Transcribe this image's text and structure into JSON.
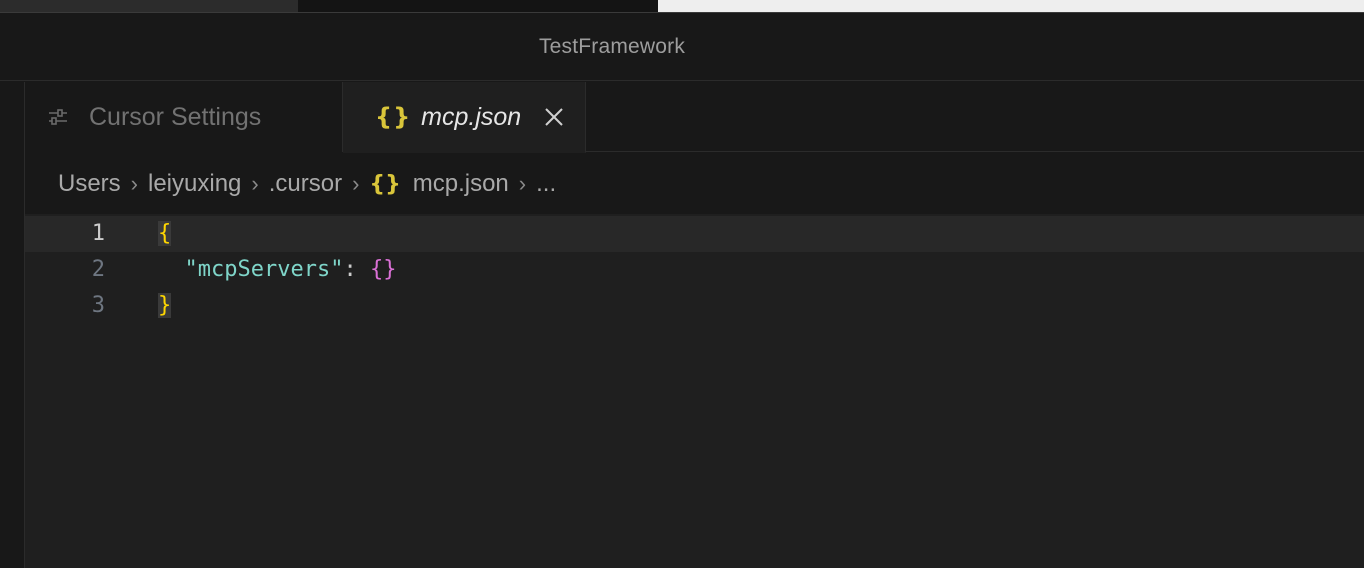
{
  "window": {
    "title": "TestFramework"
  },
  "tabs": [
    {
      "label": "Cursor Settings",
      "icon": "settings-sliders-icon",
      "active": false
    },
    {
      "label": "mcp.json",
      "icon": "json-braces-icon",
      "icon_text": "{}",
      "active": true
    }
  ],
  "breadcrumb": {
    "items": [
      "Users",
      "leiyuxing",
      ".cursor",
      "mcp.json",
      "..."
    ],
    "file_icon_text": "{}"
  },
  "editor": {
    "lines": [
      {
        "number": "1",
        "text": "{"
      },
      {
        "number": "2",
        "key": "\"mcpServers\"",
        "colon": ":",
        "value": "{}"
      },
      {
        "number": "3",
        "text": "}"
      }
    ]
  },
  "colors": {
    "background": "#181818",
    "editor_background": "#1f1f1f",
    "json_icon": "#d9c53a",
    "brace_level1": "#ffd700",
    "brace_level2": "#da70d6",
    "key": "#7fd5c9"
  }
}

========================================

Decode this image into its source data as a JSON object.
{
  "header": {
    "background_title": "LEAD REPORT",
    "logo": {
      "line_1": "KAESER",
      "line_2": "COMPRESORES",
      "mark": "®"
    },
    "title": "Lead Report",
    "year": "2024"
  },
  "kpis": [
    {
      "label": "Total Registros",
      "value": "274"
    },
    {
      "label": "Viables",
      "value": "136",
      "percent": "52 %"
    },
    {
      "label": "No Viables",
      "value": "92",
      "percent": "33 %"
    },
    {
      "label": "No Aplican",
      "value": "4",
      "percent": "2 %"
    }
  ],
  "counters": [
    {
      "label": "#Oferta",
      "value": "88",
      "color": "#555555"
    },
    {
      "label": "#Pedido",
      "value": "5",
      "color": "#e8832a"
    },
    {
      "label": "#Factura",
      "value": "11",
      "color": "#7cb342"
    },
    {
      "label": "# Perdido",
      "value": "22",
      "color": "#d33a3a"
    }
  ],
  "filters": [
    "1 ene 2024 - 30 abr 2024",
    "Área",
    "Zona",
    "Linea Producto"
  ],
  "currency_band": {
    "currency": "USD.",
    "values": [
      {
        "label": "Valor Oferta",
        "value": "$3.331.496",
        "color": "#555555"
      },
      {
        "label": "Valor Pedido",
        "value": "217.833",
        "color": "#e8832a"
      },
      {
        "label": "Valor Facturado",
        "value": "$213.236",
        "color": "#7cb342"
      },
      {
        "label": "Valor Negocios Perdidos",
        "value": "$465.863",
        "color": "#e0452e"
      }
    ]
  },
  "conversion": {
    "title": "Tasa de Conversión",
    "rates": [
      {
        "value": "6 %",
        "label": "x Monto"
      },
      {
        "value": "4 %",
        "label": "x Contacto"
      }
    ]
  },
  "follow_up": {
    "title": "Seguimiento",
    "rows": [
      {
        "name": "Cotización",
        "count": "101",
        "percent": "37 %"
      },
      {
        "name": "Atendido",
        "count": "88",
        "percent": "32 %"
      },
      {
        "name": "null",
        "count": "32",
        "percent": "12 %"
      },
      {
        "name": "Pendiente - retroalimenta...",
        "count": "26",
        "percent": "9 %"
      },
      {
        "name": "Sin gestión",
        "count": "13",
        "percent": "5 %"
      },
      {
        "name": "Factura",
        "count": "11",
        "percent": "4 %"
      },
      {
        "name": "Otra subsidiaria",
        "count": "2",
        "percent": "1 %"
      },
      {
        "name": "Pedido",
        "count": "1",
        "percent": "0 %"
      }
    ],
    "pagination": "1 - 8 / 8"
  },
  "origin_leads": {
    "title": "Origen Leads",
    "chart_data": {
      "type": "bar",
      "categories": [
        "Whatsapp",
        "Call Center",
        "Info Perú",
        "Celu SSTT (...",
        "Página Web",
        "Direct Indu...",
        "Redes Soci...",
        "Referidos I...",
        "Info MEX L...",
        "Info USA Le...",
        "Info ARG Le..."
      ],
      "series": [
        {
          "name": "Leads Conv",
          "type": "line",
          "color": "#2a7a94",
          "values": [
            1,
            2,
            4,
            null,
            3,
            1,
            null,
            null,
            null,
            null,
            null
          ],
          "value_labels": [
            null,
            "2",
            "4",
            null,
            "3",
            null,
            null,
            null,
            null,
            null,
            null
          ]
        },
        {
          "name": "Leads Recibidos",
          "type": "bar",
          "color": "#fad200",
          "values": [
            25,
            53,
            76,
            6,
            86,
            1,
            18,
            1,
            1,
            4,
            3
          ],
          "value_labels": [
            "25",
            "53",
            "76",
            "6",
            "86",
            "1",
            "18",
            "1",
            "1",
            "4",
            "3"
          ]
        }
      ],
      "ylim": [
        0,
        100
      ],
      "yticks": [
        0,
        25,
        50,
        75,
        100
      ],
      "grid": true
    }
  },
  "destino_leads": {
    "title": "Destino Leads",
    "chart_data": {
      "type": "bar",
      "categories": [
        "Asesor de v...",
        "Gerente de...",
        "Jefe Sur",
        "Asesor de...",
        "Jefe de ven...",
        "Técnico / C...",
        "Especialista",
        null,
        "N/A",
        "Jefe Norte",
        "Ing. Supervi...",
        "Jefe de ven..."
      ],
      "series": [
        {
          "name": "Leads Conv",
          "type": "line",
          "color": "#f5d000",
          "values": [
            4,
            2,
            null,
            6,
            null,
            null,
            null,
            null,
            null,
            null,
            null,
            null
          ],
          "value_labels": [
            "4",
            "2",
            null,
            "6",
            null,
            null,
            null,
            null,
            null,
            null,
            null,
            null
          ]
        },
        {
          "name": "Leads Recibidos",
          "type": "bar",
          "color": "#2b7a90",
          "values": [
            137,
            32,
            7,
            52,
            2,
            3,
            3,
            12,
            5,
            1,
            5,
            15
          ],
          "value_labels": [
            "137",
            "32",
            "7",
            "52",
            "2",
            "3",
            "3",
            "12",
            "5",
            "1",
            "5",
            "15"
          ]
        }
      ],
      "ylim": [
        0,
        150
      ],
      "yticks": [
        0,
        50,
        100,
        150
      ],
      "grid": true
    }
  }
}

========================================

**OBJECTIVE**
Select all lines in the listing that include the word "image".

**REPLY**
Transcribe this image's text and structure into JSON.
Decode this image into its source data as a JSON object.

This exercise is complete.